:: Objective ::
Go through the records and copy each line where the word "Silva" occurs.

:: Record set ::
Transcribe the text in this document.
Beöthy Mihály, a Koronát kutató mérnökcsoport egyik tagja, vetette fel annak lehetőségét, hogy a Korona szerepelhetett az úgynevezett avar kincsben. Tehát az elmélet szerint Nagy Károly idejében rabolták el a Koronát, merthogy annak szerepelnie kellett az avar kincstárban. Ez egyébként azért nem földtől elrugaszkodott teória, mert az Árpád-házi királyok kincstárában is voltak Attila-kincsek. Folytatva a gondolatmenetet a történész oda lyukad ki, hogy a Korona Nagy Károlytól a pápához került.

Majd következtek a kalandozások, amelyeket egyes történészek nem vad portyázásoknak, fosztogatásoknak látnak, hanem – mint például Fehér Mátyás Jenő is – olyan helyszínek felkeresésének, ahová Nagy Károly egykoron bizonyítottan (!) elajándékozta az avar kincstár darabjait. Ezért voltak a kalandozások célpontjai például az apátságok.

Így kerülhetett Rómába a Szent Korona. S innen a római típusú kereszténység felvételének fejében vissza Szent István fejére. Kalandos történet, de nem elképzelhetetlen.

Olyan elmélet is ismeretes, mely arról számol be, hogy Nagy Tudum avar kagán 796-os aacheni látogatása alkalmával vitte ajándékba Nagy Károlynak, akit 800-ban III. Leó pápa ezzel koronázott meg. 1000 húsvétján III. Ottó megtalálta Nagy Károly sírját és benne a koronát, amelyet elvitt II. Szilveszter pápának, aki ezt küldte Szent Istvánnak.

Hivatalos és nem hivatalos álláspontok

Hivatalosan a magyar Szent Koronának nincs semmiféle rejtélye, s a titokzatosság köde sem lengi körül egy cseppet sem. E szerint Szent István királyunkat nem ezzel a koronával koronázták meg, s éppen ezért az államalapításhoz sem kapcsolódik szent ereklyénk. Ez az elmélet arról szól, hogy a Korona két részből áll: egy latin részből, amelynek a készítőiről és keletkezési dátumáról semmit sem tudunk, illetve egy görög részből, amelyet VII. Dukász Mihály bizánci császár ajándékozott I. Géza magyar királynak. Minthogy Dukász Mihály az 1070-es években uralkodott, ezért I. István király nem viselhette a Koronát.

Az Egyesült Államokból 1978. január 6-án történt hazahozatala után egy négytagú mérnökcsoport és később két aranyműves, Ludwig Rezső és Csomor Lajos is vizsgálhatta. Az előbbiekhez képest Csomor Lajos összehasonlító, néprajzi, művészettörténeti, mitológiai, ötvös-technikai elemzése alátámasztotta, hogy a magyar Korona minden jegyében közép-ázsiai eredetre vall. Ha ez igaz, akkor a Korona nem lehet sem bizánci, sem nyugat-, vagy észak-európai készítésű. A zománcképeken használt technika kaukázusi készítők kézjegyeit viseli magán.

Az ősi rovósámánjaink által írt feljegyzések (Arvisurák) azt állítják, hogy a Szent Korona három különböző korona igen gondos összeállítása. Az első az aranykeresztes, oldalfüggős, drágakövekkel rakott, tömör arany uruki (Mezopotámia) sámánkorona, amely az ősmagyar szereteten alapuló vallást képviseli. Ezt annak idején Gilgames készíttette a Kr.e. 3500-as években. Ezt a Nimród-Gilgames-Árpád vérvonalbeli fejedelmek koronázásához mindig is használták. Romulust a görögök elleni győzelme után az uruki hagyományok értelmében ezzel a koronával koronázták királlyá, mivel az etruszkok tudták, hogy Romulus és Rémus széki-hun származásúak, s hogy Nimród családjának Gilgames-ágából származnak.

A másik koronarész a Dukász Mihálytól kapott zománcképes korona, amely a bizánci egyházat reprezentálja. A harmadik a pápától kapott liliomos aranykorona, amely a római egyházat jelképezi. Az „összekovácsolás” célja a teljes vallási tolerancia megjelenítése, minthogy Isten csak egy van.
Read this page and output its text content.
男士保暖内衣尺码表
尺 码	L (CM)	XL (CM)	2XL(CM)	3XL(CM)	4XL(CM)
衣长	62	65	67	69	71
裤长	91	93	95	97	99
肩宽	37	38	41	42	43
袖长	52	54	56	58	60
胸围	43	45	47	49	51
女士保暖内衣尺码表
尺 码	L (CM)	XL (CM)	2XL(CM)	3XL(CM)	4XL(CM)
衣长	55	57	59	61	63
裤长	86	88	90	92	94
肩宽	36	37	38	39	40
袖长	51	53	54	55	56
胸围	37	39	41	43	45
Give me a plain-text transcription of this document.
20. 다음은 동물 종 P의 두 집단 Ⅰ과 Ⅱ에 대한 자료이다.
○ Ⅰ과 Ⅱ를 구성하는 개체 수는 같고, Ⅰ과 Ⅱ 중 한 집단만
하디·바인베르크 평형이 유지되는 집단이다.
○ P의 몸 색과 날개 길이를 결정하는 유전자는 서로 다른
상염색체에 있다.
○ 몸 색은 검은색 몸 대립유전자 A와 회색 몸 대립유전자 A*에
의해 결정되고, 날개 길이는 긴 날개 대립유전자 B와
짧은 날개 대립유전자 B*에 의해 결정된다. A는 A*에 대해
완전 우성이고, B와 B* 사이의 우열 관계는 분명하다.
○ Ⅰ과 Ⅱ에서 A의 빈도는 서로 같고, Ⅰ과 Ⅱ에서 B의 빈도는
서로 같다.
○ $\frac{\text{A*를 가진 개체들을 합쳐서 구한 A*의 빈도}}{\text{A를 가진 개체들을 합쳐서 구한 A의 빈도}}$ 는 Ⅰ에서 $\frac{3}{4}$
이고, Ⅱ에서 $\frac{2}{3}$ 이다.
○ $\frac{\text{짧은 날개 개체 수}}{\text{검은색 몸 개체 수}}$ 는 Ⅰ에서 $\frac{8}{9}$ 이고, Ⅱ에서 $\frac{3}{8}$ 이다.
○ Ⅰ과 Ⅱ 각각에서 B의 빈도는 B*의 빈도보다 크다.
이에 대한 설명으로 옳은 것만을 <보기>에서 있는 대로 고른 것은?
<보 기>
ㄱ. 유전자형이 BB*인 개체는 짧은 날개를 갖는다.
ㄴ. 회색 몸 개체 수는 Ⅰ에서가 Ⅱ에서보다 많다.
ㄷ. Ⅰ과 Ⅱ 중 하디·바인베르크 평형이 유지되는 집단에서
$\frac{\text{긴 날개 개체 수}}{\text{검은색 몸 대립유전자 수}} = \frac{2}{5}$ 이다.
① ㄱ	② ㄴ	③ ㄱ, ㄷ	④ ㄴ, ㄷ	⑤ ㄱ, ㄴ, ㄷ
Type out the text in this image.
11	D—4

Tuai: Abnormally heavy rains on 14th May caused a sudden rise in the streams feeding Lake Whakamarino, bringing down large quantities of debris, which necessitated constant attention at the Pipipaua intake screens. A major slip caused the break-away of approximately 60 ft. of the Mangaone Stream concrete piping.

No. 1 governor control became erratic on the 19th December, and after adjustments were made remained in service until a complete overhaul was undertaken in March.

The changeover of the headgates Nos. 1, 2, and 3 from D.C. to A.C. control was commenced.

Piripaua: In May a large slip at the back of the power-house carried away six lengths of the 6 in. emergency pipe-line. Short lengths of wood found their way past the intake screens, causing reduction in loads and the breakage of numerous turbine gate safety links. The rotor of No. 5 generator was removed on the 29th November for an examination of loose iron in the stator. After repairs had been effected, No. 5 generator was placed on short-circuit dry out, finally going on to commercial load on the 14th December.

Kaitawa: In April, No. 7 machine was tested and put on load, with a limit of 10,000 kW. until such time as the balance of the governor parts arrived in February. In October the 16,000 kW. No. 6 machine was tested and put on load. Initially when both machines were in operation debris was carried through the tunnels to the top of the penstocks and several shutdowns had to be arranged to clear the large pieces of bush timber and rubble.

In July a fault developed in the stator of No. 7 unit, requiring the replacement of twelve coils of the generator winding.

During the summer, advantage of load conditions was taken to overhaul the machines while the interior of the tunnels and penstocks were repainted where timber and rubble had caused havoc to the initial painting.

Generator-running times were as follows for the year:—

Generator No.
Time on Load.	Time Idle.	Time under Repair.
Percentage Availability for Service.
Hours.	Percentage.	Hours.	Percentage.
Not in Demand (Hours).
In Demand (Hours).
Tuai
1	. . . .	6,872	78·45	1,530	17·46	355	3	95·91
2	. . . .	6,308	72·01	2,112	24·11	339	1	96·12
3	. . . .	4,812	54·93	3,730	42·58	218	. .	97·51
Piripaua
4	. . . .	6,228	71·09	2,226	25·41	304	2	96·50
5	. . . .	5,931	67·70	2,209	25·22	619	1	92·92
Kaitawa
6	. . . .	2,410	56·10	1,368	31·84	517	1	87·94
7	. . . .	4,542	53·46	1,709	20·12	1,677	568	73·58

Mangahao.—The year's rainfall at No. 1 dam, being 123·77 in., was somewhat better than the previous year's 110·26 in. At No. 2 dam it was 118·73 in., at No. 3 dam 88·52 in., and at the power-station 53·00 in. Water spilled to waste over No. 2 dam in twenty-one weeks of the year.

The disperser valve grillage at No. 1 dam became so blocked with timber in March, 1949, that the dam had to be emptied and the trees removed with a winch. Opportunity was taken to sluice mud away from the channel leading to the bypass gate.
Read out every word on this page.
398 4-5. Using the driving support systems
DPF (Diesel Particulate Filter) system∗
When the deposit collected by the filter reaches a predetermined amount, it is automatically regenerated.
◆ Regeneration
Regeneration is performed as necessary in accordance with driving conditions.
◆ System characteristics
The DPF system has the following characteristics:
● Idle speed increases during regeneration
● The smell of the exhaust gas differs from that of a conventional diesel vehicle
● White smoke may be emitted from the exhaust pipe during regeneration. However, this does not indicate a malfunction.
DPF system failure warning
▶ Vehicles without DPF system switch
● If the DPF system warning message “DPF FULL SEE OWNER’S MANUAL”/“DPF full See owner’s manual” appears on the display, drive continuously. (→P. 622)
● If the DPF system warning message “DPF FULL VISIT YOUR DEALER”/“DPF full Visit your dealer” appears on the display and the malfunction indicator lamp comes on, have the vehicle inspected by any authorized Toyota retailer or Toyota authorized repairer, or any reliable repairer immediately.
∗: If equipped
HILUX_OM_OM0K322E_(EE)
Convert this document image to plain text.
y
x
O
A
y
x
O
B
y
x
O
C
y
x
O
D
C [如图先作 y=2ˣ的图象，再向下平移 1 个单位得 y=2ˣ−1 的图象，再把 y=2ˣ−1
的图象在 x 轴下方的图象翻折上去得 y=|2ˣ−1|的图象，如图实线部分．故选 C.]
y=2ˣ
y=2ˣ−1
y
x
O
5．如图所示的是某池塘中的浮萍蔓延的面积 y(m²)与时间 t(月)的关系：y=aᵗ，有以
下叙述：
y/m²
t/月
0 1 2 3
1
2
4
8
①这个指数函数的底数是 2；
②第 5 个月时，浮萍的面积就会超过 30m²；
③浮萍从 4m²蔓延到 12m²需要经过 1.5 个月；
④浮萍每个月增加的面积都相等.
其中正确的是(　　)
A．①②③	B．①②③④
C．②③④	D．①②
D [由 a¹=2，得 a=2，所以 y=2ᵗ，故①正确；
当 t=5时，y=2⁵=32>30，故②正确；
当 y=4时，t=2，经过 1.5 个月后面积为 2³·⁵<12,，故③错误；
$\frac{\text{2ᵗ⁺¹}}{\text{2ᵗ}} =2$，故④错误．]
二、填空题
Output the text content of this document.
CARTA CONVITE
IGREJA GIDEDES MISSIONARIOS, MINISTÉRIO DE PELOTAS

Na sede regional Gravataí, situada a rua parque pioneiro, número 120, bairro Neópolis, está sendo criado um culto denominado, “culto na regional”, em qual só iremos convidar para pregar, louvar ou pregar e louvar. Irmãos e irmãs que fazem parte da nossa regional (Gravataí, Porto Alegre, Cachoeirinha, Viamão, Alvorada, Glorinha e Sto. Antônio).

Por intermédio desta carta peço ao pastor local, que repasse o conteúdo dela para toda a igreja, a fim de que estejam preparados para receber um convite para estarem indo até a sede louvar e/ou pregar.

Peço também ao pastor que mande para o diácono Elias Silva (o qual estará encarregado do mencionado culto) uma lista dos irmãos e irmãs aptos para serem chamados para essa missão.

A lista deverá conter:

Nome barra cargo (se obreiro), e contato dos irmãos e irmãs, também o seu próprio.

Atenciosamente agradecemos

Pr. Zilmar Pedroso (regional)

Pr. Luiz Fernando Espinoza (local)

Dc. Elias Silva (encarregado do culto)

:: The completed task ::
Peço também ao pastor que mande para o diácono Elias Silva (o qual estará encarregado do mencionado culto) uma lista dos irmãos e irmãs aptos para serem chamados para essa missão.
Dc. Elias Silva (encarregado do culto)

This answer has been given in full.